Directions:
Only the lines holding the string "this" are needed. Copy each one.

Material:
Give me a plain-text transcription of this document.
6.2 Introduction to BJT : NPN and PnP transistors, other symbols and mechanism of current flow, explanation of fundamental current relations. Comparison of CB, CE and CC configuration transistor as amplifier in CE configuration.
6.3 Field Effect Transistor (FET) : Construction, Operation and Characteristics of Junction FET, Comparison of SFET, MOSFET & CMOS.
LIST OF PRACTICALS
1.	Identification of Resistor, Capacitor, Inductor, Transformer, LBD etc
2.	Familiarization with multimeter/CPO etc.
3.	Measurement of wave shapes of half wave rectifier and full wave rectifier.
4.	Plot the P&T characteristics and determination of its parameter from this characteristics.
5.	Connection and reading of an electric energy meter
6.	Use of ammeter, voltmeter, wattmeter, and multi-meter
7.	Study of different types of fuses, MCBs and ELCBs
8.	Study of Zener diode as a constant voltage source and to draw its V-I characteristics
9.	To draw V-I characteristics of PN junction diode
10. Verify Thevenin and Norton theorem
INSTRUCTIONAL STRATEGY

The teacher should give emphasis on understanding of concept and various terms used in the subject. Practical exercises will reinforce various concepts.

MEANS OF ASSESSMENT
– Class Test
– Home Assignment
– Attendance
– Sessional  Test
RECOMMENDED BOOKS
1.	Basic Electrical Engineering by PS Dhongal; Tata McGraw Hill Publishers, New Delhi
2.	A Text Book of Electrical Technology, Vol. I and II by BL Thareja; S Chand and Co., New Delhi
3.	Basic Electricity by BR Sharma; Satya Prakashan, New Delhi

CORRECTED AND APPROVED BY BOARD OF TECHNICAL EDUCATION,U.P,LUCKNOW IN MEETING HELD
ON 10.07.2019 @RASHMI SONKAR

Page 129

Response to the exercise:
Give me a plain-text transcription of this document.
4.	Plot the P&T characteristics and determination of its parameter from this characteristics.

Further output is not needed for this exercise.